DATA TO PROCESS →
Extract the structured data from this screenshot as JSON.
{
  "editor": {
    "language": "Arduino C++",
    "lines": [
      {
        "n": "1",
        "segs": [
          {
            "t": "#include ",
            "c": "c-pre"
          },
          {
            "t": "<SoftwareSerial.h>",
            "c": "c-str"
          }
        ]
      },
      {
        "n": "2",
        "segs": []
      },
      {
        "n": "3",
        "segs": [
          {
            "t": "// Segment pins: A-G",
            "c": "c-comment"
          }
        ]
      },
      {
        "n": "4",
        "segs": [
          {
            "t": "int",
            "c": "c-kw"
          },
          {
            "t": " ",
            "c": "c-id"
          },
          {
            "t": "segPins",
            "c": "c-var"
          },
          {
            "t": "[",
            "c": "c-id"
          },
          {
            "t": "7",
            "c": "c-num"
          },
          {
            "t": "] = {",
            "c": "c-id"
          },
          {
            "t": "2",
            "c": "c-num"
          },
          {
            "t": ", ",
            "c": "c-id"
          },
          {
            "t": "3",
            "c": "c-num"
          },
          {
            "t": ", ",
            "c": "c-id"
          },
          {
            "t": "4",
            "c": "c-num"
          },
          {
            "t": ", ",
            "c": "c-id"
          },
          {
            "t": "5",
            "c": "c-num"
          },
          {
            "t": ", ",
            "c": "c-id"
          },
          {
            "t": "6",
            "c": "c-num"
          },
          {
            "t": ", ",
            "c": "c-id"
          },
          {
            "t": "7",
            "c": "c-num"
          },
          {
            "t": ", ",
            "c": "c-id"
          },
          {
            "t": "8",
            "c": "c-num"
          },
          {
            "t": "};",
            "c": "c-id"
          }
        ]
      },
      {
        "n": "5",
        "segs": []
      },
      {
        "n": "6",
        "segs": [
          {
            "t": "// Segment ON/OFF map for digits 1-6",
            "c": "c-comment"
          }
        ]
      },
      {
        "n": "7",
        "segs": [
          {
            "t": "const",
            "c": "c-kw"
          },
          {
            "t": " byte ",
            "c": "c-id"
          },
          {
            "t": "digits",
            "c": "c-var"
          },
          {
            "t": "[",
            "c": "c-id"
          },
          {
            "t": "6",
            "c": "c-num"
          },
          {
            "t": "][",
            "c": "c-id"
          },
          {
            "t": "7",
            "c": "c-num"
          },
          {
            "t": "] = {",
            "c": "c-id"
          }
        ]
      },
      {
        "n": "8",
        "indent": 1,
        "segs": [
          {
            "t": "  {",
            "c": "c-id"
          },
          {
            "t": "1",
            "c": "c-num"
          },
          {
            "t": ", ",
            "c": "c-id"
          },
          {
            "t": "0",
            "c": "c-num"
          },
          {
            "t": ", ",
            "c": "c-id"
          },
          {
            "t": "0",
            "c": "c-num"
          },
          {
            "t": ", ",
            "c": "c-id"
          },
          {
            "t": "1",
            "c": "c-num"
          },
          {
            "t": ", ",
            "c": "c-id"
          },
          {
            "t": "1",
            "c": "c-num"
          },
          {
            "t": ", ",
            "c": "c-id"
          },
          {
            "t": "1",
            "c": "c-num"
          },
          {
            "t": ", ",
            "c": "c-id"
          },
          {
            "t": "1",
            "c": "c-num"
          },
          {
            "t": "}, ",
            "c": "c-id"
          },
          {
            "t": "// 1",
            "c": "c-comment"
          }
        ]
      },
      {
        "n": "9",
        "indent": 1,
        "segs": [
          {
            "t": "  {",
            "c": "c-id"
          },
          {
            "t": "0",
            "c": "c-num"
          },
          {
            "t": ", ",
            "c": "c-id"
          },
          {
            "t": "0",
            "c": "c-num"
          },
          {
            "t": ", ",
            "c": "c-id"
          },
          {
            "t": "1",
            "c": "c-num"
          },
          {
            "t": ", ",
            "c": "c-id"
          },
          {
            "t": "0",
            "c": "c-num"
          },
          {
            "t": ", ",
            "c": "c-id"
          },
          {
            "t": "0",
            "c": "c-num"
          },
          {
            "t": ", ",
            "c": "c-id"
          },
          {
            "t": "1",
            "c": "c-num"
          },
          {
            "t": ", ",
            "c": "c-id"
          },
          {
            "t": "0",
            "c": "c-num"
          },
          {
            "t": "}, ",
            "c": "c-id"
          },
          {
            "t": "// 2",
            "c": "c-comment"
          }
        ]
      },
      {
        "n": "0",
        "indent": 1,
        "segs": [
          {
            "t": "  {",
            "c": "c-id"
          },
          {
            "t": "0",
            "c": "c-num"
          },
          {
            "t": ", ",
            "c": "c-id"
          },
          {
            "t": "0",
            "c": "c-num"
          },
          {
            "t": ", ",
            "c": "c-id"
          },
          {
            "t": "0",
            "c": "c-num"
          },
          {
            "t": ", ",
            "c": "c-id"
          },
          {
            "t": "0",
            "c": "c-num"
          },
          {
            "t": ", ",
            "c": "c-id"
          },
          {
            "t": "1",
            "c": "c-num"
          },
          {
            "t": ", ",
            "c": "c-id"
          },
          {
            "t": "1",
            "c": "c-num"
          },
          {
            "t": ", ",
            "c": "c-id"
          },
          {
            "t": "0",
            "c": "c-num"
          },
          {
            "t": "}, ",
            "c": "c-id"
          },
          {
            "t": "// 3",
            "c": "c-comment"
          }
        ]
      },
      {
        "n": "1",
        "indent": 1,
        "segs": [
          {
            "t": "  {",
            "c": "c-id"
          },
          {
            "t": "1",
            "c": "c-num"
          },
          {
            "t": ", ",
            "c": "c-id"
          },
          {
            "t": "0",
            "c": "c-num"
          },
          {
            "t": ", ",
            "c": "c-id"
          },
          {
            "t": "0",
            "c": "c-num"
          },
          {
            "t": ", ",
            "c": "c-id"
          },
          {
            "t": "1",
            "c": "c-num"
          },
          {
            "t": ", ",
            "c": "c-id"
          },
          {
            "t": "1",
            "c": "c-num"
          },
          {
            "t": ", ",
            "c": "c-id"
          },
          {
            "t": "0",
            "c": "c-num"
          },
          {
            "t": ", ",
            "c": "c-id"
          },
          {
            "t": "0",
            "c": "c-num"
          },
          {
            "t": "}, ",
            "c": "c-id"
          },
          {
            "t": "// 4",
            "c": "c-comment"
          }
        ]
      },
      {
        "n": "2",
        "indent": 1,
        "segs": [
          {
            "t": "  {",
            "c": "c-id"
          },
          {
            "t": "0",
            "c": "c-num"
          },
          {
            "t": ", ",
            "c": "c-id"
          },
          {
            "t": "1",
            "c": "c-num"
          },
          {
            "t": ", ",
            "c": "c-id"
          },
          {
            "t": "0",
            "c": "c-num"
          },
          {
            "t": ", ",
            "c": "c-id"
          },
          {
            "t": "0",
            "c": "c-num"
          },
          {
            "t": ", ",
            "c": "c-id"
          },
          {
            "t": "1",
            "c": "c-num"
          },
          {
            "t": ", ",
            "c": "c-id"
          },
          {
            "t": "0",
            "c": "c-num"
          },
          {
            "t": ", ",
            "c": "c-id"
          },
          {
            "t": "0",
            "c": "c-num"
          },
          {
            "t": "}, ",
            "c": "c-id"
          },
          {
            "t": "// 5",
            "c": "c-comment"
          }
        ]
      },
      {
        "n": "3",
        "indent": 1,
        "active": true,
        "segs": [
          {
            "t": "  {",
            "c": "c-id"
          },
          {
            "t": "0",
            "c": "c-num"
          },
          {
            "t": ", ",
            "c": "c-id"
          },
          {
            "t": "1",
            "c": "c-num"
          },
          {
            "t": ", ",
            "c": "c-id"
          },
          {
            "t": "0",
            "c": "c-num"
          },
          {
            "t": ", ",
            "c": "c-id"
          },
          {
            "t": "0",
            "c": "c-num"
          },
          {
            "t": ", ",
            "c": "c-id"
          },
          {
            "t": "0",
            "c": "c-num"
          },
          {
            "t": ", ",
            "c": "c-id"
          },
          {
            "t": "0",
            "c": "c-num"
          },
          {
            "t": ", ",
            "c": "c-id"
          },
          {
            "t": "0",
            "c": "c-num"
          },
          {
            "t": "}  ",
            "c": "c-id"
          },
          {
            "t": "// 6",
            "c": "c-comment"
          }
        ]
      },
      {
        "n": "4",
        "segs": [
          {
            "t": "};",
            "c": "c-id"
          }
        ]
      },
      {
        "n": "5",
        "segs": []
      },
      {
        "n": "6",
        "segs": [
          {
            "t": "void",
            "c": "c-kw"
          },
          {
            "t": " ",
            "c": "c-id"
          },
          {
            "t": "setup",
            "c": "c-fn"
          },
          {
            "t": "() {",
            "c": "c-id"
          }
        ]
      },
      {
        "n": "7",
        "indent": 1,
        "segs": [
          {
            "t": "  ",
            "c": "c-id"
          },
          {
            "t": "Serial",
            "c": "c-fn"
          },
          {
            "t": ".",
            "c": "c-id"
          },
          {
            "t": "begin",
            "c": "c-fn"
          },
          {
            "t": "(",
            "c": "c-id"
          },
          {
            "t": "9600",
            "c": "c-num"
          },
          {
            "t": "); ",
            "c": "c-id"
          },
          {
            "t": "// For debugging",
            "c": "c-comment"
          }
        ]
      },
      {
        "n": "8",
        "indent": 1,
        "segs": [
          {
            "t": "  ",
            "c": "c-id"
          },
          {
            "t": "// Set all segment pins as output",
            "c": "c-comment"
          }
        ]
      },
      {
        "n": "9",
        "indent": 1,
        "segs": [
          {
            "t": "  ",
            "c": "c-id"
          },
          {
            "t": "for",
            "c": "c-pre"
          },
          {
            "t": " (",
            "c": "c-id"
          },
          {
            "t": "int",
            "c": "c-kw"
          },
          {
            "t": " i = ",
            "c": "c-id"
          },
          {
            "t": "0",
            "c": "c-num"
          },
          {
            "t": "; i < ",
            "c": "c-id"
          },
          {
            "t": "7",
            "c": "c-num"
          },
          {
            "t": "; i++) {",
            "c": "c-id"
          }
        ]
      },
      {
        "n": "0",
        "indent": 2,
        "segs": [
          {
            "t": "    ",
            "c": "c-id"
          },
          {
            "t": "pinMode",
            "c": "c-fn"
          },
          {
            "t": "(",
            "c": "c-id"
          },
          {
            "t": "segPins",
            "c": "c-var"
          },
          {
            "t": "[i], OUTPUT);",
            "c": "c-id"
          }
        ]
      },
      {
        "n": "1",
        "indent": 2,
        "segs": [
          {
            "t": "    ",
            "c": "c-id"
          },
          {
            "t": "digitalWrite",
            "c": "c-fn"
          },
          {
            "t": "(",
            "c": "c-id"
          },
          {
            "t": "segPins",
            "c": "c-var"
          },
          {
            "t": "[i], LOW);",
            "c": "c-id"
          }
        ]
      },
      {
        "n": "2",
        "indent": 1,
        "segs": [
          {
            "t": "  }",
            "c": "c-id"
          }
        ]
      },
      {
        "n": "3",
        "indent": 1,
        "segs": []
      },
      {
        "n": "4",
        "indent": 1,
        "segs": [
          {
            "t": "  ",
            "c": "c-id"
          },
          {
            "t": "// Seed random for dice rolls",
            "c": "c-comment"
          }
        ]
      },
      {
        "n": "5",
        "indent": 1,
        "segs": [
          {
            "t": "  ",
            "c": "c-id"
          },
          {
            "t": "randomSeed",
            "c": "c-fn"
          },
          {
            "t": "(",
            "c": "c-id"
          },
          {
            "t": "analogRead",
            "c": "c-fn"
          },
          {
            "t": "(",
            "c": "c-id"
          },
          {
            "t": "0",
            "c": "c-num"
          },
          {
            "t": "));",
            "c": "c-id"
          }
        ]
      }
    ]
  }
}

DESCRIPTION OF THE TASK →
Return each line of the data that contains the string "digits".

THE RESPONSE →
            "t": "// Segment ON/OFF map for digits 1-6",
            "t": "digits",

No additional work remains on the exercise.